— START OF Stored rows —

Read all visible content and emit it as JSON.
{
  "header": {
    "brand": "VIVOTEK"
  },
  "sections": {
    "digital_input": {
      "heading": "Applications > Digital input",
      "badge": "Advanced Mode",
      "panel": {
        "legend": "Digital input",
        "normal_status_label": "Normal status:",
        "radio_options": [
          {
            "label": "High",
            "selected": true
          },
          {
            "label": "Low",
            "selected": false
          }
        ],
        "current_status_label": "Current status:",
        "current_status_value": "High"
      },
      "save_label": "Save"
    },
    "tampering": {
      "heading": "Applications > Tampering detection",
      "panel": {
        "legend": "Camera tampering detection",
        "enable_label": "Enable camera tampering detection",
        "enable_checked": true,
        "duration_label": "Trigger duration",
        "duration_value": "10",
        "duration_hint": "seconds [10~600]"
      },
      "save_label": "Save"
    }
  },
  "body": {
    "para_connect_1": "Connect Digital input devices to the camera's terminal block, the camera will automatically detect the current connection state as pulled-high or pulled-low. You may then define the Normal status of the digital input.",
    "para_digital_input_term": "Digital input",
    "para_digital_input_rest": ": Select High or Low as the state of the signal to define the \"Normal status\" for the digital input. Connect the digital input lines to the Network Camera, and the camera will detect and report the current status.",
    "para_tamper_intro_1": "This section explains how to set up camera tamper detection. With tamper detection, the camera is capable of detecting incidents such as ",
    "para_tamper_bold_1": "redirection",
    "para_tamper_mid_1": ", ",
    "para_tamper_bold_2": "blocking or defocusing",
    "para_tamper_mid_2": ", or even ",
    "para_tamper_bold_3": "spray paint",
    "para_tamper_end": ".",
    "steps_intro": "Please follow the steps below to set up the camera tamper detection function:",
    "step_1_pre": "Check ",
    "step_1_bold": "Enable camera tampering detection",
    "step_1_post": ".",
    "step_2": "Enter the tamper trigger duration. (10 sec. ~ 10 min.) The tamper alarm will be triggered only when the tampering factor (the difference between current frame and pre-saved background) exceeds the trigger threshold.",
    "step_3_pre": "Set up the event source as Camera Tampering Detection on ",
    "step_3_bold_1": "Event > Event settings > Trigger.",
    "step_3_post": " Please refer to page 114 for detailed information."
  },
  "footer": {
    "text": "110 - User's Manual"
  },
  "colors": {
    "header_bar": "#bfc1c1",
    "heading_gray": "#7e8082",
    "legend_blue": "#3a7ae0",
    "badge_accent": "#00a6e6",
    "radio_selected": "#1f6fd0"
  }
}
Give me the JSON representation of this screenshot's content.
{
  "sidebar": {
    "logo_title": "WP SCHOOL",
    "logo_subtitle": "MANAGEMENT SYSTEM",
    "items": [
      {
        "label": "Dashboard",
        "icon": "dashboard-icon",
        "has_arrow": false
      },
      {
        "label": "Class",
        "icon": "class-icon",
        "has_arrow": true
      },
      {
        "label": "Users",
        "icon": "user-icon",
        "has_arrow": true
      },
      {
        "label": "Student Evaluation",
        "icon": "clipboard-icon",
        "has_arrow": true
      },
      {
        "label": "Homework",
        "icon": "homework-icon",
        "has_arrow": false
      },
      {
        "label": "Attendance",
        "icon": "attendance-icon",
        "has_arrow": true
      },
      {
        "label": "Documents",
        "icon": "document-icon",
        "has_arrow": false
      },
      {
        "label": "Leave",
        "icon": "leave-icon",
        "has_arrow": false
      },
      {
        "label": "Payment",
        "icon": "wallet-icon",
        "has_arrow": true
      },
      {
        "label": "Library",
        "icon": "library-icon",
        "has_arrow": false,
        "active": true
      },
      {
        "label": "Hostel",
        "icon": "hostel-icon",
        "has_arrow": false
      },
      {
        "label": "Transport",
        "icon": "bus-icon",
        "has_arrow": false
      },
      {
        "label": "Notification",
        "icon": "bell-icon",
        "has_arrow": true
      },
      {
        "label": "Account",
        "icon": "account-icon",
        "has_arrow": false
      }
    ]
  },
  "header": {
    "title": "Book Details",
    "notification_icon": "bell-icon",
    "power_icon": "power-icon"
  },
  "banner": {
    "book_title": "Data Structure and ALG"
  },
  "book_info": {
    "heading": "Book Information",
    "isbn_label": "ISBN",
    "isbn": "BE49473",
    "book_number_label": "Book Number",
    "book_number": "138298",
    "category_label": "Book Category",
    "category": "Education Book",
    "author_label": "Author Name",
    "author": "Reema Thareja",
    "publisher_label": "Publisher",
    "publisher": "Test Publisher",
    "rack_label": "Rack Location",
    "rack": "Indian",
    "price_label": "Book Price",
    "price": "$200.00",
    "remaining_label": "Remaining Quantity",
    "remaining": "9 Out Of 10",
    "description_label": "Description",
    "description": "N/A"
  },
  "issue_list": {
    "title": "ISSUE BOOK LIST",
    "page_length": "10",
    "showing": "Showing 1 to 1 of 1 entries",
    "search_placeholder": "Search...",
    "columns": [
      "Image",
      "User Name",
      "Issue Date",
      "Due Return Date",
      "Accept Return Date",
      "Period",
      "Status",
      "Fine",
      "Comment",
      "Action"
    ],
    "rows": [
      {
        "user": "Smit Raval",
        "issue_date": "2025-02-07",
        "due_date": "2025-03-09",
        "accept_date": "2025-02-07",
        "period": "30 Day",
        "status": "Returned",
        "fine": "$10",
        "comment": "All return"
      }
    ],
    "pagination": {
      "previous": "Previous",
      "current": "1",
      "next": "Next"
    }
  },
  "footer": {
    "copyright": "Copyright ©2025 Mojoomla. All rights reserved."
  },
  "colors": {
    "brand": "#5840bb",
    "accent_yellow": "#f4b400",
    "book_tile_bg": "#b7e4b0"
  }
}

— END OF Stored rows —

▶ _Task_
Take each line of the material that contains the word "JSON" and list it.

▶ _Result for this task_
Read all visible content and emit it as JSON.
Give me the JSON representation of this screenshot's content.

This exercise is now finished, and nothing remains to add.